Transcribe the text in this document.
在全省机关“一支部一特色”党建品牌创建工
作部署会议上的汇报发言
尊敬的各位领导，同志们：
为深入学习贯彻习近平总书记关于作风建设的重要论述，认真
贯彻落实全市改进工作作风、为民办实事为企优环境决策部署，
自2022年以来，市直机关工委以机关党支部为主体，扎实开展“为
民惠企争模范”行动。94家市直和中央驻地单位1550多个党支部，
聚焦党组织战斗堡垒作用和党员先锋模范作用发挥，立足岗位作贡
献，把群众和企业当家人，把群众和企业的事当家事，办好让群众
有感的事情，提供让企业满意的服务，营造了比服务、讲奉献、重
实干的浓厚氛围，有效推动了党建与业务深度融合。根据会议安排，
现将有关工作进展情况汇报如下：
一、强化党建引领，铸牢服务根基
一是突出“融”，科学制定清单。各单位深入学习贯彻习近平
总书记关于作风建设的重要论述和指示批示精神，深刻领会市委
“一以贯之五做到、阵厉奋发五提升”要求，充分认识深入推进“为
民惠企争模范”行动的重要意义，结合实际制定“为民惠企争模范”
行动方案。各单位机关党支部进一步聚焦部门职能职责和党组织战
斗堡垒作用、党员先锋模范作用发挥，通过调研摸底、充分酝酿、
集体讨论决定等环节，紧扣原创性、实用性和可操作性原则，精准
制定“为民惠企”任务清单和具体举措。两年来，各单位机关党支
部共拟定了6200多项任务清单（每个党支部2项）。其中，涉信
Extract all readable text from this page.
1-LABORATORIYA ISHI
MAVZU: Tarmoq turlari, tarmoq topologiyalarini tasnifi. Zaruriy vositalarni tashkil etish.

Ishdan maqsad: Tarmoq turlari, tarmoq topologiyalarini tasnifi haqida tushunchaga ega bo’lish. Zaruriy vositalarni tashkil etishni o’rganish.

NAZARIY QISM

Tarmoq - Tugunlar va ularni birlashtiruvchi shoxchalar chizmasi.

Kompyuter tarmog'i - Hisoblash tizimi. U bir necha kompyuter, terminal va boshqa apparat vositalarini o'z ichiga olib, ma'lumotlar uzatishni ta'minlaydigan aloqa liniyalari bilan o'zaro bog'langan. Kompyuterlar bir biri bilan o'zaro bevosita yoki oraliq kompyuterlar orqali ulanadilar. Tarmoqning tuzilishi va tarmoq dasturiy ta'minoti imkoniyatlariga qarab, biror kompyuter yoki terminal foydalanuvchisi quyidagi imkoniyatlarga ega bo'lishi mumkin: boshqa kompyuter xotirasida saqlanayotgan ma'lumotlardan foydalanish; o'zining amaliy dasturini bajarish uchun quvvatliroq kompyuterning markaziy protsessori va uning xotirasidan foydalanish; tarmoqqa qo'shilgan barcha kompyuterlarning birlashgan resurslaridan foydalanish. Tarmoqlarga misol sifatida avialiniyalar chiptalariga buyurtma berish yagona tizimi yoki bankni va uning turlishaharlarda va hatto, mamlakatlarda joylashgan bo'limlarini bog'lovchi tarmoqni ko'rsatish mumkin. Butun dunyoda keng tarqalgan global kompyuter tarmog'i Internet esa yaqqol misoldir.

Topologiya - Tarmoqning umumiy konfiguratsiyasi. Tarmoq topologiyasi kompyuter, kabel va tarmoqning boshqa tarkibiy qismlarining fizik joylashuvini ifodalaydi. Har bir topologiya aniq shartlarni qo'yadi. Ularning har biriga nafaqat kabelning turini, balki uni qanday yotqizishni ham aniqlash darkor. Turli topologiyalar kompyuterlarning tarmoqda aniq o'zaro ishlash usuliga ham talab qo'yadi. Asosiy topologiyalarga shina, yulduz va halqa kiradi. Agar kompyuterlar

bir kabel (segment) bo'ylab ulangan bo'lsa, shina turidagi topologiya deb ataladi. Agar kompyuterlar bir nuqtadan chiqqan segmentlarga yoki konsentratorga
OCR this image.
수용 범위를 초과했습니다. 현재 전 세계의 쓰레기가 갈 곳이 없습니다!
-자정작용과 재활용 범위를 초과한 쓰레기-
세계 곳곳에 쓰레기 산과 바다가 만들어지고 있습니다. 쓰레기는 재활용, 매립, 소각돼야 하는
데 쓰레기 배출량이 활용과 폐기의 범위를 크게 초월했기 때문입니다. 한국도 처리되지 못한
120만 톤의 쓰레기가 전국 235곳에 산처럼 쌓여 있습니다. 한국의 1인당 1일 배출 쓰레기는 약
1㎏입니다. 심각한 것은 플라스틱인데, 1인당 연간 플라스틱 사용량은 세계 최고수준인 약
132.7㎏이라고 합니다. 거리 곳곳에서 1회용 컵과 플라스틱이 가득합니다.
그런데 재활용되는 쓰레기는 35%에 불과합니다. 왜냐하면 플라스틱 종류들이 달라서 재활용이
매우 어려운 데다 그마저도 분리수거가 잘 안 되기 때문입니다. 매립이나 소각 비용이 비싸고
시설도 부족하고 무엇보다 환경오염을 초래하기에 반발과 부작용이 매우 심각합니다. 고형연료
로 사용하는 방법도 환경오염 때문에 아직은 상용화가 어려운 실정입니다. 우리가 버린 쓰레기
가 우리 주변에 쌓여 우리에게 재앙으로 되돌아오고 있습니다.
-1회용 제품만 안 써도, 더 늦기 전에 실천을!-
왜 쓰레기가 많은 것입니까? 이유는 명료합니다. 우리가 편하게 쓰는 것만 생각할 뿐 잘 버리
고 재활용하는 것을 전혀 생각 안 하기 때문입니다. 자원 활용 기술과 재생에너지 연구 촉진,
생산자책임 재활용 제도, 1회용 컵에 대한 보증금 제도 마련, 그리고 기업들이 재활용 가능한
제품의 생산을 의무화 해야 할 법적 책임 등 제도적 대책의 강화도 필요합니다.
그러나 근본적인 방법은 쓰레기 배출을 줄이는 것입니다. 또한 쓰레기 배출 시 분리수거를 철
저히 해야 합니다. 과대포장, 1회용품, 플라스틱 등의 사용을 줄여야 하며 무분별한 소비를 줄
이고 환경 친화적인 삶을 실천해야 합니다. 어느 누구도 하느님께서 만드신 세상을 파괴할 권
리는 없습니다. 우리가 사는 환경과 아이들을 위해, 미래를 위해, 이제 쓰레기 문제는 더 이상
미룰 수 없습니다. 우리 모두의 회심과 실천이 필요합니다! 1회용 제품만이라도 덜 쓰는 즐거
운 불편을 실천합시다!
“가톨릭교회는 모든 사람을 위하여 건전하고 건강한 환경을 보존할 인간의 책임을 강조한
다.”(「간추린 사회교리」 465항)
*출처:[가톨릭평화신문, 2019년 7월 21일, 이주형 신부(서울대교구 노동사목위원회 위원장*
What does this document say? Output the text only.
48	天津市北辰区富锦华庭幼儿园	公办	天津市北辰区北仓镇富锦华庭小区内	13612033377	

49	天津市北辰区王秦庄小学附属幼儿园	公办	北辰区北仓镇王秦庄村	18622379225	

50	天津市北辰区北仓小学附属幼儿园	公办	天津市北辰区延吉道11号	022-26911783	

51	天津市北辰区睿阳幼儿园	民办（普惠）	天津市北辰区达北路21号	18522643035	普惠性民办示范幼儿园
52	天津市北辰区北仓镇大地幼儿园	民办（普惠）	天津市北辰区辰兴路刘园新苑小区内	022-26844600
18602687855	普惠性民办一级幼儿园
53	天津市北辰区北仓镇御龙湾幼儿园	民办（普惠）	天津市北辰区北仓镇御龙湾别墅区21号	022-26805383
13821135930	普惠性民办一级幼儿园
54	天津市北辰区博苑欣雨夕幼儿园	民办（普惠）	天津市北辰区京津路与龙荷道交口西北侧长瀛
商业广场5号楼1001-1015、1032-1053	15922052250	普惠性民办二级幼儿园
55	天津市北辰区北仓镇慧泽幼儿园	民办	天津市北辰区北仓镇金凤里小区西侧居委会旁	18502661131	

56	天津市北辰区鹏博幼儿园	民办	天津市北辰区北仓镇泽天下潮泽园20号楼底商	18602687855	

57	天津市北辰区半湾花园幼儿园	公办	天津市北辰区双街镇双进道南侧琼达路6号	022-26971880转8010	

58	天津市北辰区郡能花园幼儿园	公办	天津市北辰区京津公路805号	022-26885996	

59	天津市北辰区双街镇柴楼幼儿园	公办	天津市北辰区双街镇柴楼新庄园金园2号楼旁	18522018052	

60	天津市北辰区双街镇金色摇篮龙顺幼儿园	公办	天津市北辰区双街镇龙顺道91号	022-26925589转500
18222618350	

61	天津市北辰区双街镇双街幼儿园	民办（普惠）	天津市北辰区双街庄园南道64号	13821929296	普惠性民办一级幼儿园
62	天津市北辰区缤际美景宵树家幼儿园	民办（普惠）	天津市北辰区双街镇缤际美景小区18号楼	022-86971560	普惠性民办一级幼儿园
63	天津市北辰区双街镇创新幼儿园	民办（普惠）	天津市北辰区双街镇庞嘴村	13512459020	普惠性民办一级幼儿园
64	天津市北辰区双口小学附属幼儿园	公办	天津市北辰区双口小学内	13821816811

• What you are asked to do
List each line holding the string "text".

• Exercise output
Transcribe the text in this document.
Extract all readable text from this page.
What does this document say? Output the text only.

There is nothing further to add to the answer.